# WHAT YOU HAVE TO DO:
Find the lines holding the string "without" in the data, then copy all of them.

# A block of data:
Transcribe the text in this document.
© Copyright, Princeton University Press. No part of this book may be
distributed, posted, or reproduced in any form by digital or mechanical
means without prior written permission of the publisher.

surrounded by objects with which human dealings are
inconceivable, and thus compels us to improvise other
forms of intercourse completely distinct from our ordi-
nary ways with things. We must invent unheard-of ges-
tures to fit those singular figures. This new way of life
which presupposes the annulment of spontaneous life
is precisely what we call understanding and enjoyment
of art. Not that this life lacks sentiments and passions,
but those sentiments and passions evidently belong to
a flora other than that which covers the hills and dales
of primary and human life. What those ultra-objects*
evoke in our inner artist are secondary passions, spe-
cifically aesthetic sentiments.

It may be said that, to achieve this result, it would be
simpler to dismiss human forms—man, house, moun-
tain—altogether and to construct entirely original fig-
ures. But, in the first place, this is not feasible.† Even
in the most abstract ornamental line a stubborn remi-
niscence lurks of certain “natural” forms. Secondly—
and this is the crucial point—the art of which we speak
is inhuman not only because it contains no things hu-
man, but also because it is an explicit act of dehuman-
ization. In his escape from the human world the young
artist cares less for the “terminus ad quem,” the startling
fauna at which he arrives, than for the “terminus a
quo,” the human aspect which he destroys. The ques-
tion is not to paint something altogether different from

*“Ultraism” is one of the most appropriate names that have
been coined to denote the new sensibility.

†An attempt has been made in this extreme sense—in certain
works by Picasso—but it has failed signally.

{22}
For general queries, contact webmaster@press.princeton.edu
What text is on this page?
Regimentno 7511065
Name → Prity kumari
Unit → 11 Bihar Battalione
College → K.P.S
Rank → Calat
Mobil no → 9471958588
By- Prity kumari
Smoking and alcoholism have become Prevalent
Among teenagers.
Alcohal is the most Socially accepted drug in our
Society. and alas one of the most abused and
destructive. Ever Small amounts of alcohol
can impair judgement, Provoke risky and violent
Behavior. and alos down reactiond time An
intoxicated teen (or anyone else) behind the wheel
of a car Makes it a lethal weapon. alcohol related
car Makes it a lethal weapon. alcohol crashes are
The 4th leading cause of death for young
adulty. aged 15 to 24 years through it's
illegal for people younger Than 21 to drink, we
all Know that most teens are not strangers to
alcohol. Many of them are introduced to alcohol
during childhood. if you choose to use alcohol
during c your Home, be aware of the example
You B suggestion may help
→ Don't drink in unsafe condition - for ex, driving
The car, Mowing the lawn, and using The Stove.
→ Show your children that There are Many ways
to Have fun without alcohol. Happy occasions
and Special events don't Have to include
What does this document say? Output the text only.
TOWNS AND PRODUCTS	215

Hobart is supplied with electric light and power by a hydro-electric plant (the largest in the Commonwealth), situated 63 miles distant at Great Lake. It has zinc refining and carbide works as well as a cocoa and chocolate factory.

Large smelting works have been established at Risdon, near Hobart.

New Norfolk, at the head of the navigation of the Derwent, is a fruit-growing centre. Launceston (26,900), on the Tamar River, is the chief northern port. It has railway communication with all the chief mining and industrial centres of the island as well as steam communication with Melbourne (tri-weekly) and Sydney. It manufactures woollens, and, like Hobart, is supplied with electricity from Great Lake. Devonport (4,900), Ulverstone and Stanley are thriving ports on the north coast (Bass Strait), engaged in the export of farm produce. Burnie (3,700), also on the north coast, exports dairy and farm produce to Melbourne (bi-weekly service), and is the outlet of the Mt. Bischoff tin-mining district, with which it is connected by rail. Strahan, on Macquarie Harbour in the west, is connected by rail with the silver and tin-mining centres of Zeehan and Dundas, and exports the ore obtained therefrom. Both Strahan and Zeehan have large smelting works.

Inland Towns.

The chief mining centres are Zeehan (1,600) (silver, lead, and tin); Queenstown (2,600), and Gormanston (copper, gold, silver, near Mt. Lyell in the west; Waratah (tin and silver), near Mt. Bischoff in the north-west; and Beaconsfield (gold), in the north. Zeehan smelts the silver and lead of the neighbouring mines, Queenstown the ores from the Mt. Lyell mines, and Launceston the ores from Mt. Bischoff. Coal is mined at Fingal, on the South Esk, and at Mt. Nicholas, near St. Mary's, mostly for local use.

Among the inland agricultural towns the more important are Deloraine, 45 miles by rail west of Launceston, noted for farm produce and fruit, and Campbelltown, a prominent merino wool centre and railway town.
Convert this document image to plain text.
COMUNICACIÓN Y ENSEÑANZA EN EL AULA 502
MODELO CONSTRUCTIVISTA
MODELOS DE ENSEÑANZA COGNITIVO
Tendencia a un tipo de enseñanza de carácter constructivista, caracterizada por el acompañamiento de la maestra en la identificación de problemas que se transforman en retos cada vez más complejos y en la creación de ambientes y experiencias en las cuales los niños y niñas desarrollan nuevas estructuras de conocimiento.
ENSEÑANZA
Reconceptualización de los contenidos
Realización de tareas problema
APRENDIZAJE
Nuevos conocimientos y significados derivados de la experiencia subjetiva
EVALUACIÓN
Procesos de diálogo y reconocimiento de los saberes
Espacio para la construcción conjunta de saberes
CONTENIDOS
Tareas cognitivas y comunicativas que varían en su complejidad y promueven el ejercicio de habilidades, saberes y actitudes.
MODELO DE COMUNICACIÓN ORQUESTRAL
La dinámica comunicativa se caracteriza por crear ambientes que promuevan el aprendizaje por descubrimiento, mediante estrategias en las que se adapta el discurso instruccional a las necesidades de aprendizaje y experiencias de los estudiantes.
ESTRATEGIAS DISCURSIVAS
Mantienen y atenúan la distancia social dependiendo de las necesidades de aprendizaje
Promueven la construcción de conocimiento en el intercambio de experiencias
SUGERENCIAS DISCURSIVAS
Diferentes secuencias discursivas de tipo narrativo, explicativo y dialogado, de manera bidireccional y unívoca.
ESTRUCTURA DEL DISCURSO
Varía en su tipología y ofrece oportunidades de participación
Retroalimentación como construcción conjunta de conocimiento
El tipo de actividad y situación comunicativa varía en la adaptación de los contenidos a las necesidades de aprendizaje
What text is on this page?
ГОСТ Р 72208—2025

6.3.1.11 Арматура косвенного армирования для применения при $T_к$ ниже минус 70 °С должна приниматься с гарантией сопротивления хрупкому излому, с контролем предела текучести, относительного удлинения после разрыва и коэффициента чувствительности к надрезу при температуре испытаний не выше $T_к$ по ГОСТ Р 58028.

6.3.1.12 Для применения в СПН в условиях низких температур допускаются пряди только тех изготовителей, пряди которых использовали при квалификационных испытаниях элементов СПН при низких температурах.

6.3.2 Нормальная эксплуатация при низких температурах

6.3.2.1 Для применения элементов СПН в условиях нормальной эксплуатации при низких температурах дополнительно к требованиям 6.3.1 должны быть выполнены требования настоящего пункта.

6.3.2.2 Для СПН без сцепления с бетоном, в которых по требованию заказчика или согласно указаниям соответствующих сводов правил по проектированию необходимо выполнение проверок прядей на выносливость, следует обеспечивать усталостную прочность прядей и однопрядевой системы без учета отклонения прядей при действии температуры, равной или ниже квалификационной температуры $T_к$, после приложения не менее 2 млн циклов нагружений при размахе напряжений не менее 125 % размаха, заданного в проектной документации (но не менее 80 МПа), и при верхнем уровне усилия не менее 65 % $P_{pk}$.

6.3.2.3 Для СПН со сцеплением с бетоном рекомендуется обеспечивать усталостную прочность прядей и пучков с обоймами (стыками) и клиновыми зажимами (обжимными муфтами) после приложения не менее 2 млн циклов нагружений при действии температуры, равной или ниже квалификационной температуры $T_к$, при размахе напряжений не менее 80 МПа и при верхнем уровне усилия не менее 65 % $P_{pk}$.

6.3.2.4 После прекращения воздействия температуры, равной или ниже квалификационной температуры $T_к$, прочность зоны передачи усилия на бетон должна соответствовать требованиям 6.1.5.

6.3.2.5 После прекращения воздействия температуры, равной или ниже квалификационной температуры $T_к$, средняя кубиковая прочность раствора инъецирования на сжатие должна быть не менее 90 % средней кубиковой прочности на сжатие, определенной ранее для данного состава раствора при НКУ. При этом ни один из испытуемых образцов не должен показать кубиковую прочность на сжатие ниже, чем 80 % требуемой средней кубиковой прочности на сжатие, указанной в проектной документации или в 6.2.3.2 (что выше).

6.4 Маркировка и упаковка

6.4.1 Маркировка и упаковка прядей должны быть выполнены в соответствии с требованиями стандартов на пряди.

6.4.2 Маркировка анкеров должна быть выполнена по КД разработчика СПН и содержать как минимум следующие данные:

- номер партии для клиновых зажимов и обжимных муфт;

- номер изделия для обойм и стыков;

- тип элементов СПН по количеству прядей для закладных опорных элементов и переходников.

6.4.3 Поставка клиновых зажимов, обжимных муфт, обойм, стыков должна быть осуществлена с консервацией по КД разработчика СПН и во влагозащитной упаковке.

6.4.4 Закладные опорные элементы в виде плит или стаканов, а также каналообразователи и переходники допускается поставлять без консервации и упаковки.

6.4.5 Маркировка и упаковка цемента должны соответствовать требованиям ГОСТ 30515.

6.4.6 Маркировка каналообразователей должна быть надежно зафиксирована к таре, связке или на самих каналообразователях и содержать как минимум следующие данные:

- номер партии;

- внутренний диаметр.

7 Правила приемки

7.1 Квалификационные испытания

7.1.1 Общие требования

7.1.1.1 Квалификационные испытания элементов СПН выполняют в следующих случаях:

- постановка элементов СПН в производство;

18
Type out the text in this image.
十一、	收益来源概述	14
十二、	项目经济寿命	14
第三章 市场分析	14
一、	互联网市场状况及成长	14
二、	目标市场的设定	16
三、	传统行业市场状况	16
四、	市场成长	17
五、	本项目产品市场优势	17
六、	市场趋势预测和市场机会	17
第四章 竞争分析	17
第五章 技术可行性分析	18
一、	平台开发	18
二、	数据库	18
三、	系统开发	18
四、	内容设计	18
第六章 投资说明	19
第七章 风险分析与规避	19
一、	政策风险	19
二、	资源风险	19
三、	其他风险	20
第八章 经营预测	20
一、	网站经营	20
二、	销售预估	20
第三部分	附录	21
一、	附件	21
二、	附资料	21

# THE SOLUTION:
means without prior written permission of the publisher.
to Have fun without alcohol. Happy occasions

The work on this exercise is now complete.